══ Material to process ══

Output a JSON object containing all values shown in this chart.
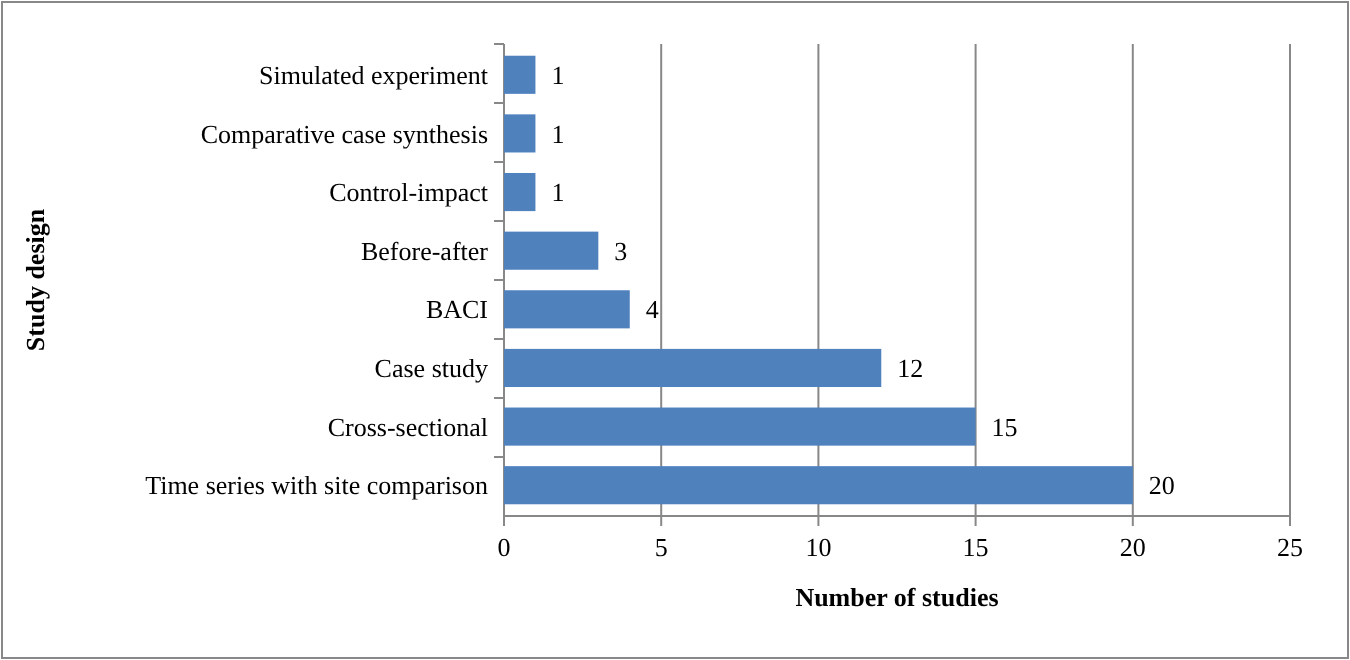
{
  "chart_data": {
    "type": "bar",
    "orientation": "horizontal",
    "xlabel": "Number of studies",
    "ylabel": "Study design",
    "categories": [
      "Simulated experiment",
      "Comparative case synthesis",
      "Control-impact",
      "Before-after",
      "BACI",
      "Case study",
      "Cross-sectional",
      "Time series with site comparison"
    ],
    "values": [
      1,
      1,
      1,
      3,
      4,
      12,
      15,
      20
    ],
    "color": "#4f81bd",
    "xlim": [
      0,
      25
    ],
    "xticks": [
      0,
      5,
      10,
      15,
      20,
      25
    ],
    "grid": "x",
    "data_labels": true
  }
}
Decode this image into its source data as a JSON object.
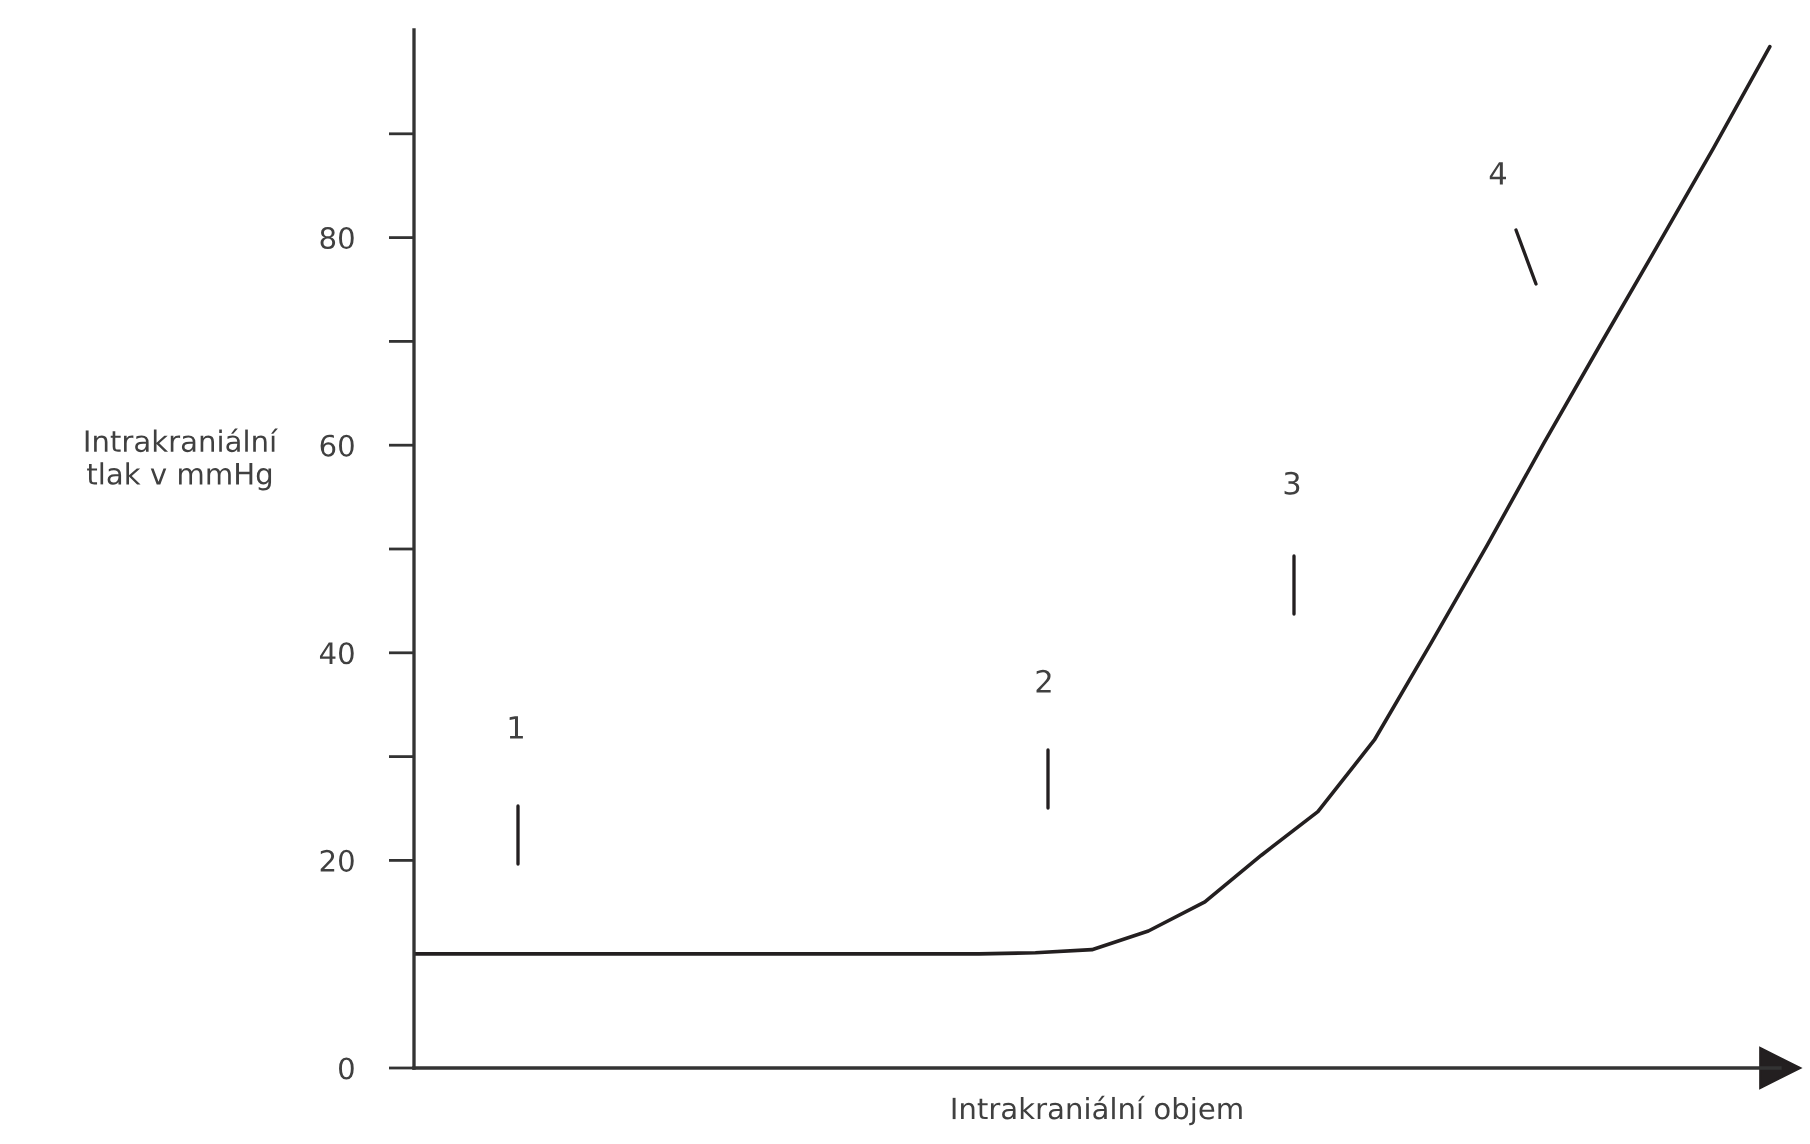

═══

__Instructions to follow__. Retype the listing exactly. Pictures do not belong in the copy.

__Full solution__.
Output a JSON object containing all values shown in this chart.
{
  "chart_data": {
    "type": "bar",
    "orientation": "horizontal",
    "xlabel": "Number of studies",
    "ylabel": "Study design",
    "categories": [
      "Simulated experiment",
      "Comparative case synthesis",
      "Control-impact",
      "Before-after",
      "BACI",
      "Case study",
      "Cross-sectional",
      "Time series with site comparison"
    ],
    "values": [
      1,
      1,
      1,
      3,
      4,
      12,
      15,
      20
    ],
    "color": "#4f81bd",
    "xlim": [
      0,
      25
    ],
    "xticks": [
      0,
      5,
      10,
      15,
      20,
      25
    ],
    "grid": "x",
    "data_labels": true
  }
}
Decode this image into its source data as a JSON object.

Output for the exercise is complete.